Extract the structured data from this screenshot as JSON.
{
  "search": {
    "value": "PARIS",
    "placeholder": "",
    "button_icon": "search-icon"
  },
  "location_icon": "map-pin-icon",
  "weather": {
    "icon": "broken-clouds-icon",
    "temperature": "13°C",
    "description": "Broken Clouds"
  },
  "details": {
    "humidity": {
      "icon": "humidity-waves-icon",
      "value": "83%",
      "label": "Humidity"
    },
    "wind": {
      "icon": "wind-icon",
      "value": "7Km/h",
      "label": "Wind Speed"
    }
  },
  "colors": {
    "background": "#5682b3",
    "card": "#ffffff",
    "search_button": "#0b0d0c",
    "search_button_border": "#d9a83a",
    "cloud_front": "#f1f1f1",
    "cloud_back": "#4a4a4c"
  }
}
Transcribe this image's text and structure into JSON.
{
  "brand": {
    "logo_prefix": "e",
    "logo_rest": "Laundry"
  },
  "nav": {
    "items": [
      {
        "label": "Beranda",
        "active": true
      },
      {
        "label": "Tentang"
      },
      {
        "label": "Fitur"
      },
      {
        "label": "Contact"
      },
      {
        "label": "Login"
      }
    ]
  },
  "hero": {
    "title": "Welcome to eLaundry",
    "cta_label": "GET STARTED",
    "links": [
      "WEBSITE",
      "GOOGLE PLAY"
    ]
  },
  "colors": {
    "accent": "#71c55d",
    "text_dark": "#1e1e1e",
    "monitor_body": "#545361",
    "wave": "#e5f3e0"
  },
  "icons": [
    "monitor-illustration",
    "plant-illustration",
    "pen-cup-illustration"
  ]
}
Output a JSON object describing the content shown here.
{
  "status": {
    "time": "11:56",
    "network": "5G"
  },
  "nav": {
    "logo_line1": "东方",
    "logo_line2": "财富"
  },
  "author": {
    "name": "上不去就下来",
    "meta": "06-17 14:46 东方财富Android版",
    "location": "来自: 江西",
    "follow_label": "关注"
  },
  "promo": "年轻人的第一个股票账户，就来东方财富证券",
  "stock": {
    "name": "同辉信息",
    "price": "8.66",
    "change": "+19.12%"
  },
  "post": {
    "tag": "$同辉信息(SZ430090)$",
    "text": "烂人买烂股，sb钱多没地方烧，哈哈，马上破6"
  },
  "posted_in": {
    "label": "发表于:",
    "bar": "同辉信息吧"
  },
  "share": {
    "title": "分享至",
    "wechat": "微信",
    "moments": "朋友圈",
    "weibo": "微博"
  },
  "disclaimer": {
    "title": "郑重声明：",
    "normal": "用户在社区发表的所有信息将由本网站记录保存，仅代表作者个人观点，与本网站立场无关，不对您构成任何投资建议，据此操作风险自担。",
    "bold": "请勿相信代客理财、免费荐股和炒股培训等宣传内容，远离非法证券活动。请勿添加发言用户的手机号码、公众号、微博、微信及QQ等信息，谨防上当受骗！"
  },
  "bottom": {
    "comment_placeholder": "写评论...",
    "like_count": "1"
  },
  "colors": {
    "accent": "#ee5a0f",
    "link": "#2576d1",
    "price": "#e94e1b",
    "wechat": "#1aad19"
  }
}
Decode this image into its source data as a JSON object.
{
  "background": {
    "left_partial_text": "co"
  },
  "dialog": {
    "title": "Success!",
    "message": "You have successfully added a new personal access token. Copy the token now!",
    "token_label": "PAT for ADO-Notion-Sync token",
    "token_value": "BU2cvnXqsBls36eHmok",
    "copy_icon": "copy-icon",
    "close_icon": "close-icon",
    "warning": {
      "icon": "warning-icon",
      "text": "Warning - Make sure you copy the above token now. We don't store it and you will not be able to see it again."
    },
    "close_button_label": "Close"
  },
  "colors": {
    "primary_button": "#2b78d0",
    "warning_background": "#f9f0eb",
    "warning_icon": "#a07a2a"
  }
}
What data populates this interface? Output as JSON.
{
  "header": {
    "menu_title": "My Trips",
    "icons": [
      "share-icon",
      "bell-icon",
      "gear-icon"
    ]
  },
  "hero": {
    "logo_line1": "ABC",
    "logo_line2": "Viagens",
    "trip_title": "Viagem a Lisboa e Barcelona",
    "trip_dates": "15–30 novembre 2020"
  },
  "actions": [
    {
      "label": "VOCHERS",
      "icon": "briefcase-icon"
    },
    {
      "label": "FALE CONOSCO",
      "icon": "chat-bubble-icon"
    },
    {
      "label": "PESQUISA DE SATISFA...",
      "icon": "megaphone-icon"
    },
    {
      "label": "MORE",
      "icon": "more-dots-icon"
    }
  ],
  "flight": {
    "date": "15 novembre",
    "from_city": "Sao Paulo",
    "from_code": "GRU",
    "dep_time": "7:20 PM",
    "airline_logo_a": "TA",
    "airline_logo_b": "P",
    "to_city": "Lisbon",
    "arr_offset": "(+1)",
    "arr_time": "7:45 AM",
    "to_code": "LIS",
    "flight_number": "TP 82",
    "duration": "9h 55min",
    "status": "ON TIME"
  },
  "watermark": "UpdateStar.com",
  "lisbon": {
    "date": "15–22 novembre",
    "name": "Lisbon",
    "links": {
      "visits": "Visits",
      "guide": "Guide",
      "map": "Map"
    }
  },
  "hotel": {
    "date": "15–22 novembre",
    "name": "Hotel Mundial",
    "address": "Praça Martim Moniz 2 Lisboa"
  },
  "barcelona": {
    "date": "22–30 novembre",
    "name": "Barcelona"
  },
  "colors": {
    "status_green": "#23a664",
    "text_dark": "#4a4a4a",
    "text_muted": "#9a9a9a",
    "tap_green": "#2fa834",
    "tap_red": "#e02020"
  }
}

+---+

▶ Set exercise
Transcribe every entry word for word.

▶ Response below
Extract the structured data from this screenshot as JSON.
{
  "search": {
    "value": "PARIS",
    "placeholder": "",
    "button_icon": "search-icon"
  },
  "location_icon": "map-pin-icon",
  "weather": {
    "icon": "broken-clouds-icon",
    "temperature": "13°C",
    "description": "Broken Clouds"
  },
  "details": {
    "humidity": {
      "icon": "humidity-waves-icon",
      "value": "83%",
      "label": "Humidity"
    },
    "wind": {
      "icon": "wind-icon",
      "value": "7Km/h",
      "label": "Wind Speed"
    }
  },
  "colors": {
    "background": "#5682b3",
    "card": "#ffffff",
    "search_button": "#0b0d0c",
    "search_button_border": "#d9a83a",
    "cloud_front": "#f1f1f1",
    "cloud_back": "#4a4a4c"
  }
}
Transcribe this image's text and structure into JSON.
{
  "brand": {
    "logo_prefix": "e",
    "logo_rest": "Laundry"
  },
  "nav": {
    "items": [
      {
        "label": "Beranda",
        "active": true
      },
      {
        "label": "Tentang"
      },
      {
        "label": "Fitur"
      },
      {
        "label": "Contact"
      },
      {
        "label": "Login"
      }
    ]
  },
  "hero": {
    "title": "Welcome to eLaundry",
    "cta_label": "GET STARTED",
    "links": [
      "WEBSITE",
      "GOOGLE PLAY"
    ]
  },
  "colors": {
    "accent": "#71c55d",
    "text_dark": "#1e1e1e",
    "monitor_body": "#545361",
    "wave": "#e5f3e0"
  },
  "icons": [
    "monitor-illustration",
    "plant-illustration",
    "pen-cup-illustration"
  ]
}
Output a JSON object describing the content shown here.
{
  "status": {
    "time": "11:56",
    "network": "5G"
  },
  "nav": {
    "logo_line1": "东方",
    "logo_line2": "财富"
  },
  "author": {
    "name": "上不去就下来",
    "meta": "06-17 14:46 东方财富Android版",
    "location": "来自: 江西",
    "follow_label": "关注"
  },
  "promo": "年轻人的第一个股票账户，就来东方财富证券",
  "stock": {
    "name": "同辉信息",
    "price": "8.66",
    "change": "+19.12%"
  },
  "post": {
    "tag": "$同辉信息(SZ430090)$",
    "text": "烂人买烂股，sb钱多没地方烧，哈哈，马上破6"
  },
  "posted_in": {
    "label": "发表于:",
    "bar": "同辉信息吧"
  },
  "share": {
    "title": "分享至",
    "wechat": "微信",
    "moments": "朋友圈",
    "weibo": "微博"
  },
  "disclaimer": {
    "title": "郑重声明：",
    "normal": "用户在社区发表的所有信息将由本网站记录保存，仅代表作者个人观点，与本网站立场无关，不对您构成任何投资建议，据此操作风险自担。",
    "bold": "请勿相信代客理财、免费荐股和炒股培训等宣传内容，远离非法证券活动。请勿添加发言用户的手机号码、公众号、微博、微信及QQ等信息，谨防上当受骗！"
  },
  "bottom": {
    "comment_placeholder": "写评论...",
    "like_count": "1"
  },
  "colors": {
    "accent": "#ee5a0f",
    "link": "#2576d1",
    "price": "#e94e1b",
    "wechat": "#1aad19"
  }
}
Decode this image into its source data as a JSON object.
{
  "background": {
    "left_partial_text": "co"
  },
  "dialog": {
    "title": "Success!",
    "message": "You have successfully added a new personal access token. Copy the token now!",
    "token_label": "PAT for ADO-Notion-Sync token",
    "token_value": "BU2cvnXqsBls36eHmok",
    "copy_icon": "copy-icon",
    "close_icon": "close-icon",
    "warning": {
      "icon": "warning-icon",
      "text": "Warning - Make sure you copy the above token now. We don't store it and you will not be able to see it again."
    },
    "close_button_label": "Close"
  },
  "colors": {
    "primary_button": "#2b78d0",
    "warning_background": "#f9f0eb",
    "warning_icon": "#a07a2a"
  }
}
What data populates this interface? Output as JSON.
{
  "header": {
    "menu_title": "My Trips",
    "icons": [
      "share-icon",
      "bell-icon",
      "gear-icon"
    ]
  },
  "hero": {
    "logo_line1": "ABC",
    "logo_line2": "Viagens",
    "trip_title": "Viagem a Lisboa e Barcelona",
    "trip_dates": "15–30 novembre 2020"
  },
  "actions": [
    {
      "label": "VOCHERS",
      "icon": "briefcase-icon"
    },
    {
      "label": "FALE CONOSCO",
      "icon": "chat-bubble-icon"
    },
    {
      "label": "PESQUISA DE SATISFA...",
      "icon": "megaphone-icon"
    },
    {
      "label": "MORE",
      "icon": "more-dots-icon"
    }
  ],
  "flight": {
    "date": "15 novembre",
    "from_city": "Sao Paulo",
    "from_code": "GRU",
    "dep_time": "7:20 PM",
    "airline_logo_a": "TA",
    "airline_logo_b": "P",
    "to_city": "Lisbon",
    "arr_offset": "(+1)",
    "arr_time": "7:45 AM",
    "to_code": "LIS",
    "flight_number": "TP 82",
    "duration": "9h 55min",
    "status": "ON TIME"
  },
  "watermark": "UpdateStar.com",
  "lisbon": {
    "date": "15–22 novembre",
    "name": "Lisbon",
    "links": {
      "visits": "Visits",
      "guide": "Guide",
      "map": "Map"
    }
  },
  "hotel": {
    "date": "15–22 novembre",
    "name": "Hotel Mundial",
    "address": "Praça Martim Moniz 2 Lisboa"
  },
  "barcelona": {
    "date": "22–30 novembre",
    "name": "Barcelona"
  },
  "colors": {
    "status_green": "#23a664",
    "text_dark": "#4a4a4a",
    "text_muted": "#9a9a9a",
    "tap_green": "#2fa834",
    "tap_red": "#e02020"
  }
}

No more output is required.